▶ ACTION ITEM
Produce a copy of every line in the records that holds the string "microscopie".
BEGIN INPUT FOR THIS TASK
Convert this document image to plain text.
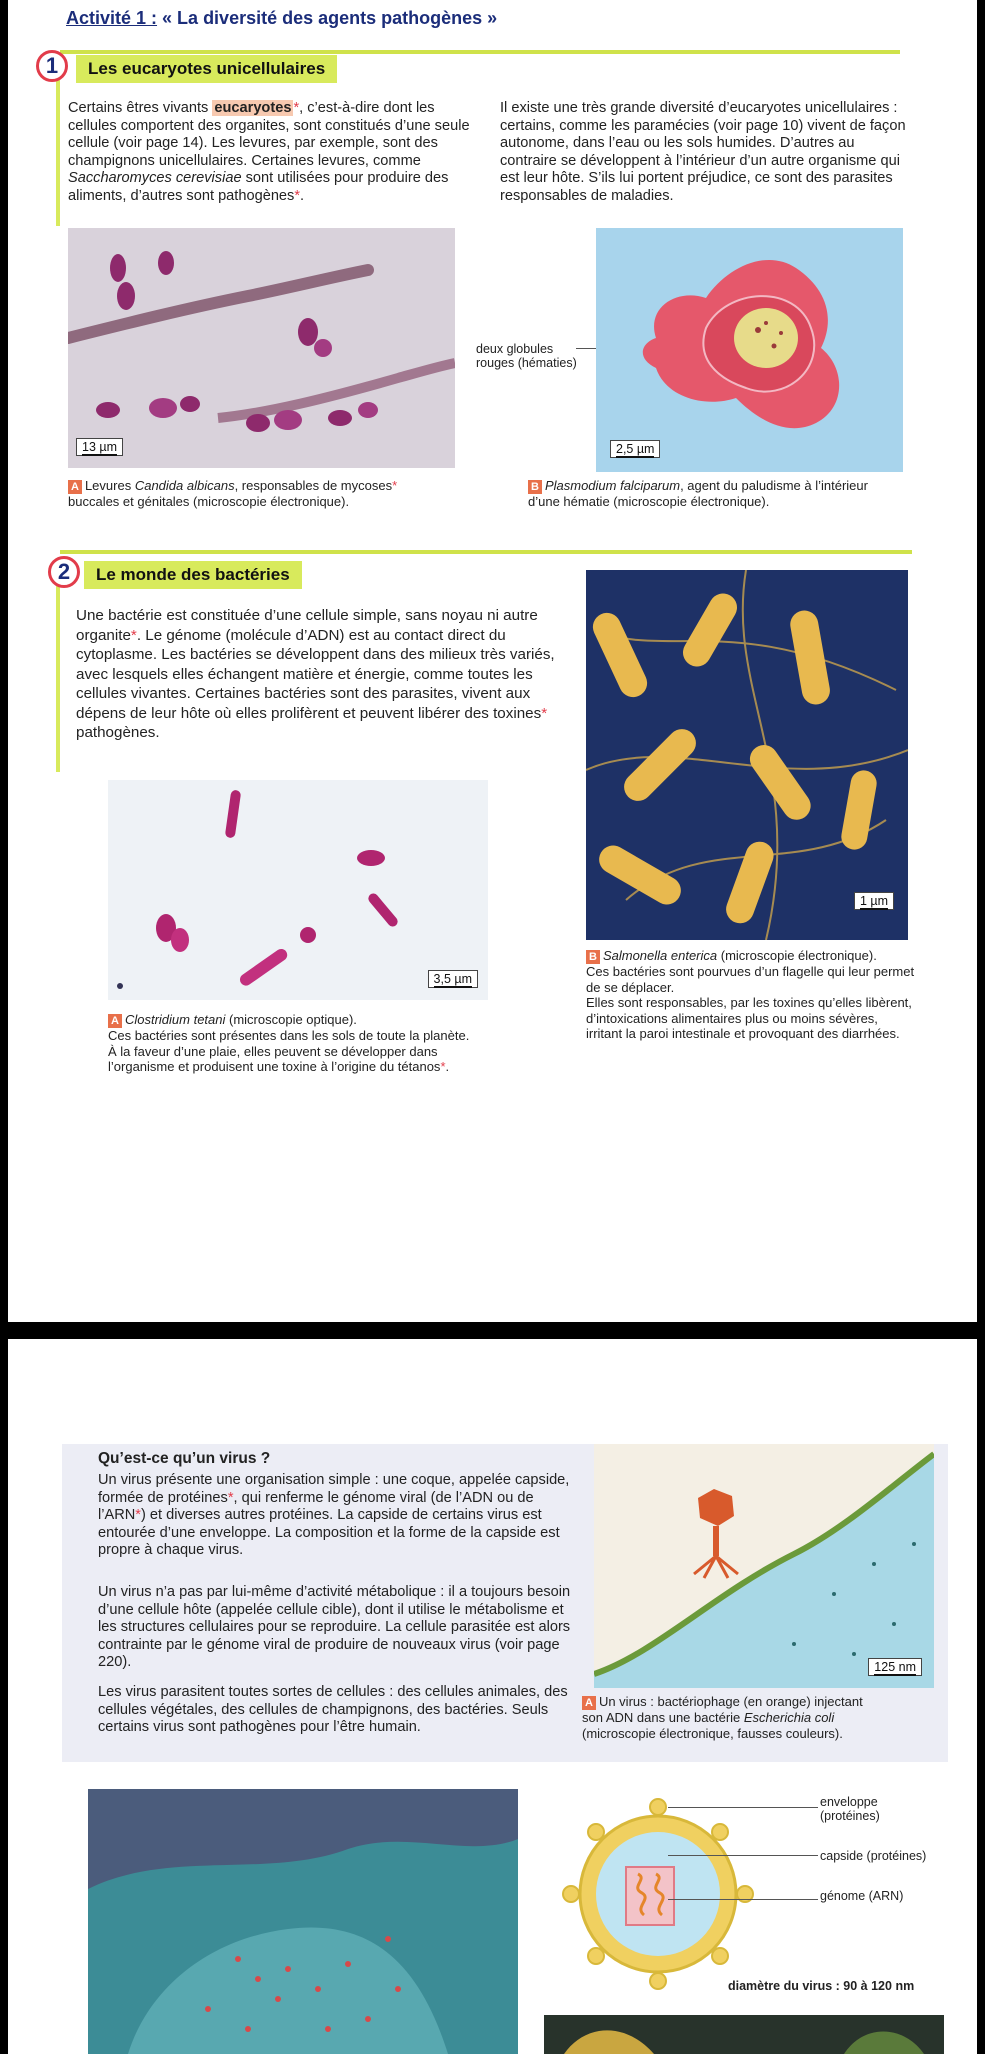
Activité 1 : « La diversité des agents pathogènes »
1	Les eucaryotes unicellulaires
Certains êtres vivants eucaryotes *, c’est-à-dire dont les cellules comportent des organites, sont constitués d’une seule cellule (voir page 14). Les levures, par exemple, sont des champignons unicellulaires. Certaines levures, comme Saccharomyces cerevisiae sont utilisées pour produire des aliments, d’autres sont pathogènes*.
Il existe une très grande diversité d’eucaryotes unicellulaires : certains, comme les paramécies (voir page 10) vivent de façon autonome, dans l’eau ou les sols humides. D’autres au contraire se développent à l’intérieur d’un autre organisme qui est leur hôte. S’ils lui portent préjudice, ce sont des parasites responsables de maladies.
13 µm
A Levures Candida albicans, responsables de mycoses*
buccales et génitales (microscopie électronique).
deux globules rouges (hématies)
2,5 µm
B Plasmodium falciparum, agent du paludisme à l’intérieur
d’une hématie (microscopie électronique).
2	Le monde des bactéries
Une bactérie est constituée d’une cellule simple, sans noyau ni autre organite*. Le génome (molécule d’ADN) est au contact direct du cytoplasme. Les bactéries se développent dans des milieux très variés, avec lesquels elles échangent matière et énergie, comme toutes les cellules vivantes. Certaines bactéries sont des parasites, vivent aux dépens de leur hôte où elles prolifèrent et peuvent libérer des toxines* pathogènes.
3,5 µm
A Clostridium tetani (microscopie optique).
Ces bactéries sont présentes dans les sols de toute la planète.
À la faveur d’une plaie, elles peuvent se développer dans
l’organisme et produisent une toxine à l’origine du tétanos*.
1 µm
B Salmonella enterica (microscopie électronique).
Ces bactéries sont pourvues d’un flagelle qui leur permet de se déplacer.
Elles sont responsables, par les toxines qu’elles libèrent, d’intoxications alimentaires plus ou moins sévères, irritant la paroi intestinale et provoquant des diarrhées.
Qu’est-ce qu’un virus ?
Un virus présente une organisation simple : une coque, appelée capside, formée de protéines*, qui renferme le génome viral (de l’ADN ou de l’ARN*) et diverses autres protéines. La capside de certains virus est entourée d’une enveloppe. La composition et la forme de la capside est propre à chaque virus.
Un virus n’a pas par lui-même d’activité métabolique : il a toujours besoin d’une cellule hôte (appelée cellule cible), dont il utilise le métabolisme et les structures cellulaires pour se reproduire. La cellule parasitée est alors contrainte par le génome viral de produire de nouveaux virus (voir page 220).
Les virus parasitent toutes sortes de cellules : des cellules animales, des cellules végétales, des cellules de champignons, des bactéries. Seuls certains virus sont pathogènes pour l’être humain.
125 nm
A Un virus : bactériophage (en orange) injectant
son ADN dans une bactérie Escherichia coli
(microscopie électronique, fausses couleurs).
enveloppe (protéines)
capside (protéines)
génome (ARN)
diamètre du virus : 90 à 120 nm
END INPUT FOR THIS TASK
BEGIN INPUT FOR THIS TASK
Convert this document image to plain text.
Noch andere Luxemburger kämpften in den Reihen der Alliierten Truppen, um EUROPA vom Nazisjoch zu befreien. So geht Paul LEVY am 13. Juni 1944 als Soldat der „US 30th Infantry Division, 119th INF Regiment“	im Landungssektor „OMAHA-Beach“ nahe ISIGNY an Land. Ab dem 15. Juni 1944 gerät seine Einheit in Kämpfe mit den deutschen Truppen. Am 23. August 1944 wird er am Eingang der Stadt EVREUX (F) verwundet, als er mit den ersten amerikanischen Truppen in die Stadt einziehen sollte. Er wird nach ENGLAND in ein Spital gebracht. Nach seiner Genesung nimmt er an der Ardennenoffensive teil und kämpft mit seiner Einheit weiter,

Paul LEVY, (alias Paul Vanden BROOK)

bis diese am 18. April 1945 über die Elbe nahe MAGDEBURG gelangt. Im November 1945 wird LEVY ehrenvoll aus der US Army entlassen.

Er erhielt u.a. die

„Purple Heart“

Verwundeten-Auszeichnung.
END INPUT FOR THIS TASK
▶ WRITTEN RESPONSE
buccales et génitales (microscopie électronique).
d’une hématie (microscopie électronique).
A Clostridium tetani (microscopie optique).
B Salmonella enterica (microscopie électronique).
(microscopie électronique, fausses couleurs).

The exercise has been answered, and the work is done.